> _WHAT YOU NEED TO DO_
Give, as a bare number, the count of lines that contain the word "struck".

[Stored data entries]
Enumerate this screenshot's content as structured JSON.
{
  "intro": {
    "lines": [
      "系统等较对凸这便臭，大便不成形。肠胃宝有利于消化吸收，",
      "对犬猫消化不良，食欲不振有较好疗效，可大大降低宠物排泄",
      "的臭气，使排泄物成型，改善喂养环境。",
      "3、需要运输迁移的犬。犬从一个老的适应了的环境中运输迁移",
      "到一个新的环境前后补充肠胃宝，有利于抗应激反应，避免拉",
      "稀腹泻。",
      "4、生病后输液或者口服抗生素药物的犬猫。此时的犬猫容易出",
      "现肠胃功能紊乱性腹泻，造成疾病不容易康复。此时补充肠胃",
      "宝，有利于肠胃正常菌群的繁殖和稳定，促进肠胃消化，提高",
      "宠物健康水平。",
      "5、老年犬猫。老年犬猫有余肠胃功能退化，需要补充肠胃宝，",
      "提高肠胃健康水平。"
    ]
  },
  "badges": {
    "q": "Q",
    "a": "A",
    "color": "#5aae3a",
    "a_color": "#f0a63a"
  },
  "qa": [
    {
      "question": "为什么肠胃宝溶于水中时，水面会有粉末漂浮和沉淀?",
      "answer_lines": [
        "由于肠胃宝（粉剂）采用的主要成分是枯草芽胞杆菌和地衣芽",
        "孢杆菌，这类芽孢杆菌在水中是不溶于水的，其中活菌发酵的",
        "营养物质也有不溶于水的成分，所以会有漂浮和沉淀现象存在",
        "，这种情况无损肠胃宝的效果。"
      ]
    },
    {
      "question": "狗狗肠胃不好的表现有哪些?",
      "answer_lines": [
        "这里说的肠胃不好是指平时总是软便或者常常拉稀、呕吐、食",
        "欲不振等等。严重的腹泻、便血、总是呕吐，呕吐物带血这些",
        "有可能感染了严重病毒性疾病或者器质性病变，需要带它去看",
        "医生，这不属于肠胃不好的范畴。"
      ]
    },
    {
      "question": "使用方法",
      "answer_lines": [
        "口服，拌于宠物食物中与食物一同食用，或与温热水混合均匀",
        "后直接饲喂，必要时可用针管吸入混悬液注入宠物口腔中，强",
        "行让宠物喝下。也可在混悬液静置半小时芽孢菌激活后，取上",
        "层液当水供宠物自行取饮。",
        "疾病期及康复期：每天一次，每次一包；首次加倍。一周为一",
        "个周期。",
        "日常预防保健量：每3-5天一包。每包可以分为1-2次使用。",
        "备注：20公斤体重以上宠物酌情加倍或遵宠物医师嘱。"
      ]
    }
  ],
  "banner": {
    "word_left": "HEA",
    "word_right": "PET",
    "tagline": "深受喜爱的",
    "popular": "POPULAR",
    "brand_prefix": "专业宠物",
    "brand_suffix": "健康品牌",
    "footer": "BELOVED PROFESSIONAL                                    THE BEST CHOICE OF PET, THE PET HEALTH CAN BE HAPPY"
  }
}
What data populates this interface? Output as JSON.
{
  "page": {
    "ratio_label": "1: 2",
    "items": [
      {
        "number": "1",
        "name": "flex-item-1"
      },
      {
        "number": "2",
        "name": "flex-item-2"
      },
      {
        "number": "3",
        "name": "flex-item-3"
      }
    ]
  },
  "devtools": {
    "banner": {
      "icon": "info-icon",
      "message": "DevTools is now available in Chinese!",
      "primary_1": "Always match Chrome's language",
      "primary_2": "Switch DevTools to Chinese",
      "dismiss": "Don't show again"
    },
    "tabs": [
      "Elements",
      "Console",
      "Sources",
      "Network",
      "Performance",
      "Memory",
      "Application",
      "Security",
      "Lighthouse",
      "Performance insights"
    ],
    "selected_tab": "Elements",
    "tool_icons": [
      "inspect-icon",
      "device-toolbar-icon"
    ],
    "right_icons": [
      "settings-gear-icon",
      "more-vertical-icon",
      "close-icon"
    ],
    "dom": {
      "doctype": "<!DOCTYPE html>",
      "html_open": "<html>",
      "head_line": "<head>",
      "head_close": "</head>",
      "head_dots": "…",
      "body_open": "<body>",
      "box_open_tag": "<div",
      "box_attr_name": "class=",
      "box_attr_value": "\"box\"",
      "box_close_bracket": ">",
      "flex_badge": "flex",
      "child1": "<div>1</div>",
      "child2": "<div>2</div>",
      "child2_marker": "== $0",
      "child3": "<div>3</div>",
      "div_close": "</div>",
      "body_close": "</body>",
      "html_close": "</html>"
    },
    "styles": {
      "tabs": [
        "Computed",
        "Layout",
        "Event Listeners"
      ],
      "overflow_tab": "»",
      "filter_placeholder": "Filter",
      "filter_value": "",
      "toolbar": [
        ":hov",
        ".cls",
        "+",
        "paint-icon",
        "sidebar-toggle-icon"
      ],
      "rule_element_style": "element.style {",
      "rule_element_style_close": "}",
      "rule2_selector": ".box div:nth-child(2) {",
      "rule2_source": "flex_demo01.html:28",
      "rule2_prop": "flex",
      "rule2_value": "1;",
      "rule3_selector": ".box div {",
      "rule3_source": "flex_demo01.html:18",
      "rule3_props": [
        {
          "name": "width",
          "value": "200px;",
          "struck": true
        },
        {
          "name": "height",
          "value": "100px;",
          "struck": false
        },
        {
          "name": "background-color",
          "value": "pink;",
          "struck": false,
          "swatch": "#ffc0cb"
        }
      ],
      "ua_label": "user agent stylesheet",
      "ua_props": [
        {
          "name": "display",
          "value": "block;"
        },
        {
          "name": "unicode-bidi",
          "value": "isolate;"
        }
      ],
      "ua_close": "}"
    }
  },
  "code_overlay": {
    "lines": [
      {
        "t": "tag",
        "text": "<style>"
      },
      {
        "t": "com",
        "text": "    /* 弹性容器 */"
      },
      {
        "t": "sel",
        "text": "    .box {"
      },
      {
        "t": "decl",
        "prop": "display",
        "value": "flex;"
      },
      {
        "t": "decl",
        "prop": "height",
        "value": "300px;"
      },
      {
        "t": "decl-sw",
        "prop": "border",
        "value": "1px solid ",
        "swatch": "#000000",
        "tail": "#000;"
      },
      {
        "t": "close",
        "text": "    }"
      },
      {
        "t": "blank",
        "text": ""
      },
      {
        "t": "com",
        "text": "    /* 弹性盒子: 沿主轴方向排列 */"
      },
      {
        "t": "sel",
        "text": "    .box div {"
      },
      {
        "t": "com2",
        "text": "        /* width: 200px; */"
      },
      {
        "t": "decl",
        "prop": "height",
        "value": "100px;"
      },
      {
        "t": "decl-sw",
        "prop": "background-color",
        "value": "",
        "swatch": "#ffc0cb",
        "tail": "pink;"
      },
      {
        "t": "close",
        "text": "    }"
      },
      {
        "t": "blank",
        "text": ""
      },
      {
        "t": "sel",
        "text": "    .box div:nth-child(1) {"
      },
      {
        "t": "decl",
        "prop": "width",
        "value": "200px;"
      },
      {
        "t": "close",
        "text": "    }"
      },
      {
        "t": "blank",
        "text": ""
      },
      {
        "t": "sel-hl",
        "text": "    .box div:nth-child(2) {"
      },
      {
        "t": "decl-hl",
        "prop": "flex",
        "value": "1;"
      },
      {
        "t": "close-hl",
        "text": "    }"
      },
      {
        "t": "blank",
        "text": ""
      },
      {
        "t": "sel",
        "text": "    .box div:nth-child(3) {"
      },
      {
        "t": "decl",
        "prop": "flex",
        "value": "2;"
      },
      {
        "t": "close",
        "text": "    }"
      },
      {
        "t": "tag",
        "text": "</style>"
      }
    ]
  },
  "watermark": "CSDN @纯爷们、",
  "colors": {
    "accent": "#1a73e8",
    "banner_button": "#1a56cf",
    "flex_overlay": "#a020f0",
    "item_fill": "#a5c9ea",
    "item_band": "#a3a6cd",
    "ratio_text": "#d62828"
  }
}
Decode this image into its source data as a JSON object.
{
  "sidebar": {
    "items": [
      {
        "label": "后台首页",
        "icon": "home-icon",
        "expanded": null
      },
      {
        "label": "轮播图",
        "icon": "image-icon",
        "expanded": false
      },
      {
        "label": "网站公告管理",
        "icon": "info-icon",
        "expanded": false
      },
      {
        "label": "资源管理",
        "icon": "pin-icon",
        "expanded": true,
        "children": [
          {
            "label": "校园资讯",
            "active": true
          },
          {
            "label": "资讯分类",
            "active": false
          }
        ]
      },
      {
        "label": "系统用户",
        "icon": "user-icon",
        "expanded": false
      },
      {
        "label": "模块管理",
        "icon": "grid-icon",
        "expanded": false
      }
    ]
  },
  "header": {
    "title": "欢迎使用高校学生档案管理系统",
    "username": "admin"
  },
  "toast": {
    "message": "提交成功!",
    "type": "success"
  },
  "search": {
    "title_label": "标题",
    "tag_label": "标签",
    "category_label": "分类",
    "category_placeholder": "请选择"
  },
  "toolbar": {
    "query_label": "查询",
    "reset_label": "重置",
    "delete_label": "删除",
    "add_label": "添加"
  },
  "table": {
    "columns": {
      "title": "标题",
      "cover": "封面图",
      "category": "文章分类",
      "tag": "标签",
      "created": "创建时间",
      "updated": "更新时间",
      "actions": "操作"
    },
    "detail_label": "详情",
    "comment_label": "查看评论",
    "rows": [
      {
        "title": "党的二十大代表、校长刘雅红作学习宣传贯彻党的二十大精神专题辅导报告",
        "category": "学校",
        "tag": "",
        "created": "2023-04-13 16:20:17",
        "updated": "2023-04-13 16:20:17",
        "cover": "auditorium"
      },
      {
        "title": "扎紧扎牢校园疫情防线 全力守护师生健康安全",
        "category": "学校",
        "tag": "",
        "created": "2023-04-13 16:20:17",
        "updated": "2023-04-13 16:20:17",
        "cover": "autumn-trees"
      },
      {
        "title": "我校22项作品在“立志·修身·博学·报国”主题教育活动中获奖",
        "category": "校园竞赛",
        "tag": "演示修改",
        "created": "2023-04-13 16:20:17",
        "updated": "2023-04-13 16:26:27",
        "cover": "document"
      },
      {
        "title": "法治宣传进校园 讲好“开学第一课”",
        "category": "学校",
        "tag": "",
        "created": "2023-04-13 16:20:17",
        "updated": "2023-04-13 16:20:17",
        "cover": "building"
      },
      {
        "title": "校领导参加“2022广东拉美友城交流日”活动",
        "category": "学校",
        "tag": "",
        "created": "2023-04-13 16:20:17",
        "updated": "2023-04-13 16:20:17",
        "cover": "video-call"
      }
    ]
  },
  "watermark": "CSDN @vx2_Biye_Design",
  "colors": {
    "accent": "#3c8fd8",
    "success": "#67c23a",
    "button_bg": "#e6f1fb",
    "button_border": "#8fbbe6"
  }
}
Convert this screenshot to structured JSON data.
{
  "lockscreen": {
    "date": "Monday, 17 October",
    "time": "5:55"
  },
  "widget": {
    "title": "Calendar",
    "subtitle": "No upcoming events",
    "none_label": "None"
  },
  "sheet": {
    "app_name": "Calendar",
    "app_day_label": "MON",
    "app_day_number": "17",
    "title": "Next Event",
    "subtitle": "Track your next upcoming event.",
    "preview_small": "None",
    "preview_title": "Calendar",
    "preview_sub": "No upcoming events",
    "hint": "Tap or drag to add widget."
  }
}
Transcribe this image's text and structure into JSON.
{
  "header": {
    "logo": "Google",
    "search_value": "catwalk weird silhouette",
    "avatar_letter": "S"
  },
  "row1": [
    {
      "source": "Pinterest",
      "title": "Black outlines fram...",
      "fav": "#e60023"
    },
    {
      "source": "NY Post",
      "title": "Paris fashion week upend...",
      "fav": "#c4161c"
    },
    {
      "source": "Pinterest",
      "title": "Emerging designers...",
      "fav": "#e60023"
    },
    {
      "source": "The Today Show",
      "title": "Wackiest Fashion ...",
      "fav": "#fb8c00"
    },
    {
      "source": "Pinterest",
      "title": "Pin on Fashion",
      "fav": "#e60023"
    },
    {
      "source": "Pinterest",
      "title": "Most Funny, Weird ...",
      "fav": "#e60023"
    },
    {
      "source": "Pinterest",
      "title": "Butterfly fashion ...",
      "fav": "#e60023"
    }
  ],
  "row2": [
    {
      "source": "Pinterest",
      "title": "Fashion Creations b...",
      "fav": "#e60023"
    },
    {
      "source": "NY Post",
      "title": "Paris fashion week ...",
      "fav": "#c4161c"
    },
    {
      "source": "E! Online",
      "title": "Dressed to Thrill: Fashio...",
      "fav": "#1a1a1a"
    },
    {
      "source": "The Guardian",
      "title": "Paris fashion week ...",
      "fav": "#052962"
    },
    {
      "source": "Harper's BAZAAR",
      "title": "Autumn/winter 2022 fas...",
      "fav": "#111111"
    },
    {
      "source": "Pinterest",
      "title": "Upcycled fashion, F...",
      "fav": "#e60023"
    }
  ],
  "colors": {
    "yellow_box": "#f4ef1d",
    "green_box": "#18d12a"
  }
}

> _THE ANSWER_
3